Aim of the exercise:
If any record holds an image, omit the image and print the rest exactly.

[Items from a document page collection]

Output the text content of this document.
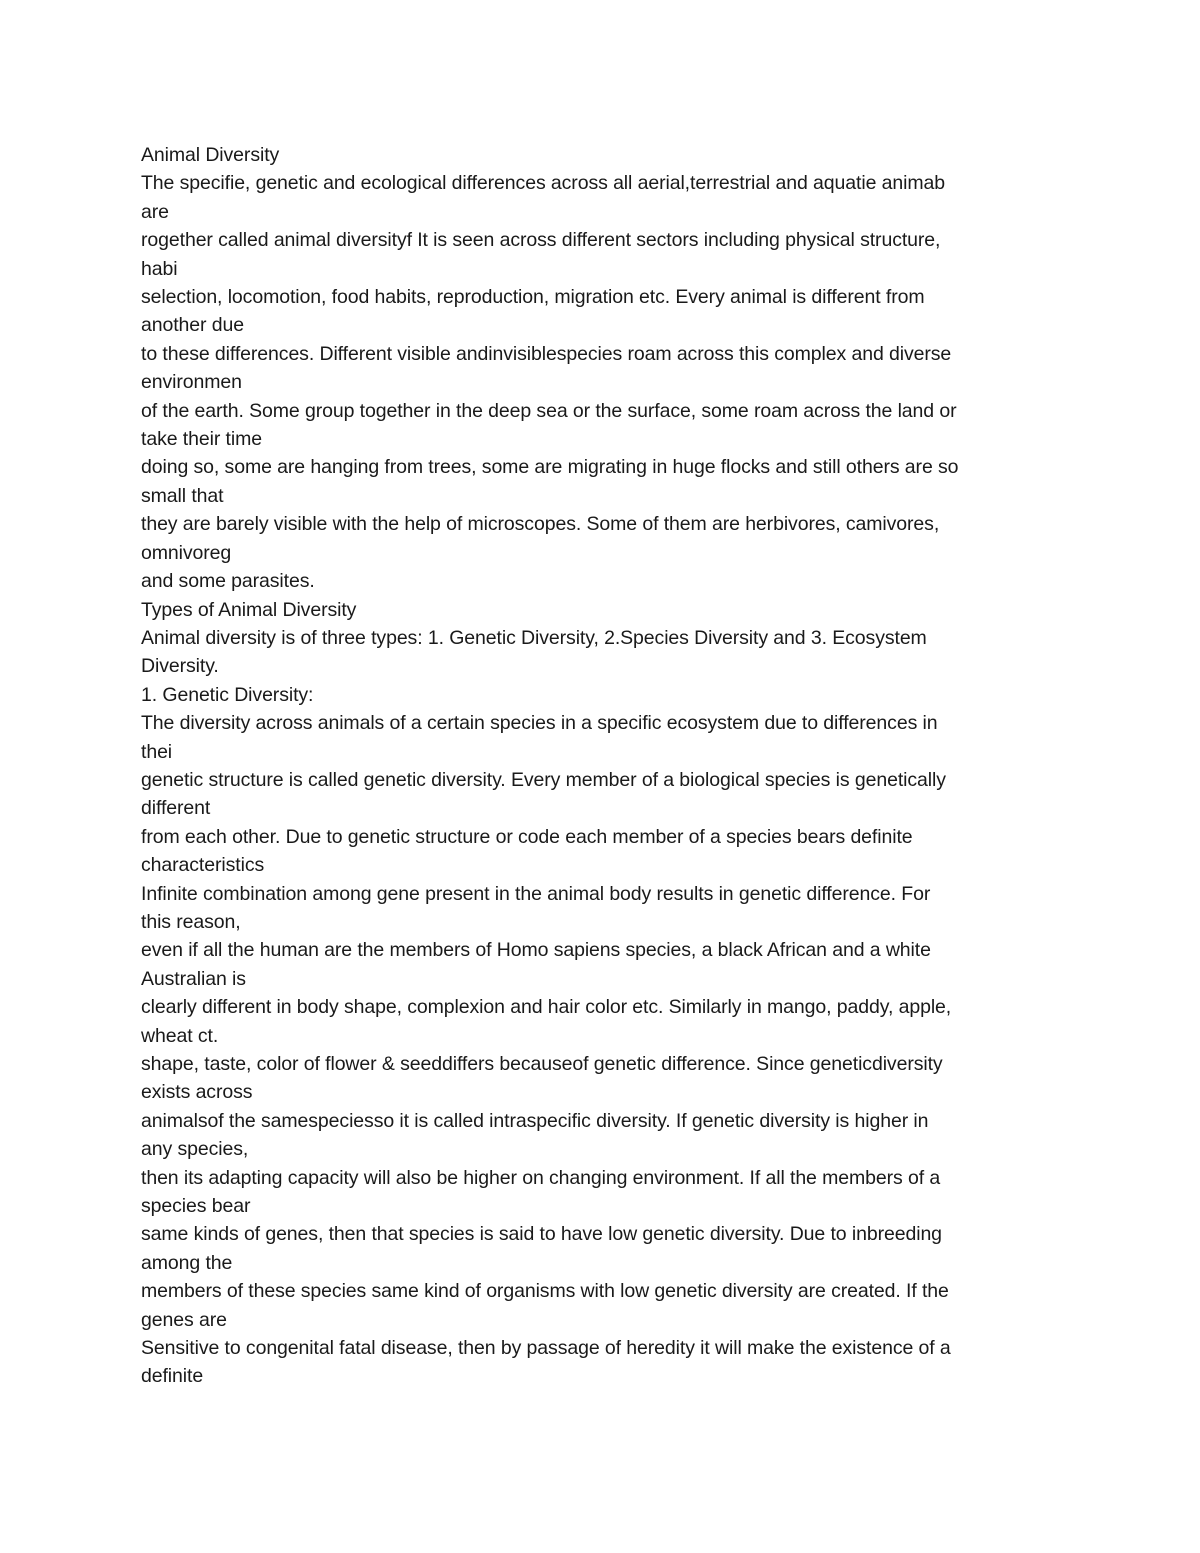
Animal Diversity
The specifie, genetic and ecological differences across all aerial,terrestrial and aquatie animab
are
rogether called animal diversityf It is seen across different sectors including physical structure,
habi
selection, locomotion, food habits, reproduction, migration etc. Every animal is different from
another due
to these differences. Different visible andinvisiblespecies roam across this complex and diverse
environmen
of the earth. Some group together in the deep sea or the surface, some roam across the land or
take their time
doing so, some are hanging from trees, some are migrating in huge flocks and still others are so
small that
they are barely visible with the help of microscopes. Some of them are herbivores, camivores,
omnivoreg
and some parasites.
Types of Animal Diversity
Animal diversity is of three types: 1. Genetic Diversity, 2.Species Diversity and 3. Ecosystem
Diversity.
1. Genetic Diversity:
The diversity across animals of a certain species in a specific ecosystem due to differences in
thei
genetic structure is called genetic diversity. Every member of a biological species is genetically
different
from each other. Due to genetic structure or code each member of a species bears definite
characteristics
Infinite combination among gene present in the animal body results in genetic difference. For
this reason,
even if all the human are the members of Homo sapiens species, a black African and a white
Australian is
clearly different in body shape, complexion and hair color etc. Similarly in mango, paddy, apple,
wheat ct.
shape, taste, color of flower & seeddiffers becauseof genetic difference. Since geneticdiversity
exists across
animalsof the samespeciesso it is called intraspecific diversity. If genetic diversity is higher in
any species,
then its adapting capacity will also be higher on changing environment. If all the members of a
species bear
same kinds of genes, then that species is said to have low genetic diversity. Due to inbreeding
among the
members of these species same kind of organisms with low genetic diversity are created. If the
genes are
Sensitive to congenital fatal disease, then by passage of heredity it will make the existence of a
definite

Result for this exercise:
Output the text content of this document.
Animal Diversity
The specifie, genetic and ecological differences across all aerial,terrestrial and aquatie animab
are
rogether called animal diversityf It is seen across different sectors including physical structure,
habi
selection, locomotion, food habits, reproduction, migration etc. Every animal is different from
another due
to these differences. Different visible andinvisiblespecies roam across this complex and diverse
environmen
of the earth. Some group together in the deep sea or the surface, some roam across the land or
take their time
doing so, some are hanging from trees, some are migrating in huge flocks and still others are so
small that
they are barely visible with the help of microscopes. Some of them are herbivores, camivores,
omnivoreg
and some parasites.
Types of Animal Diversity
Animal diversity is of three types: 1. Genetic Diversity, 2.Species Diversity and 3. Ecosystem
Diversity.
1. Genetic Diversity:
The diversity across animals of a certain species in a specific ecosystem due to differences in
thei
genetic structure is called genetic diversity. Every member of a biological species is genetically
different
from each other. Due to genetic structure or code each member of a species bears definite
characteristics
Infinite combination among gene present in the animal body results in genetic difference. For
this reason,
even if all the human are the members of Homo sapiens species, a black African and a white
Australian is
clearly different in body shape, complexion and hair color etc. Similarly in mango, paddy, apple,
wheat ct.
shape, taste, color of flower & seeddiffers becauseof genetic difference. Since geneticdiversity
exists across
animalsof the samespeciesso it is called intraspecific diversity. If genetic diversity is higher in
any species,
then its adapting capacity will also be higher on changing environment. If all the members of a
species bear
same kinds of genes, then that species is said to have low genetic diversity. Due to inbreeding
among the
members of these species same kind of organisms with low genetic diversity are created. If the
genes are
Sensitive to congenital fatal disease, then by passage of heredity it will make the existence of a
definite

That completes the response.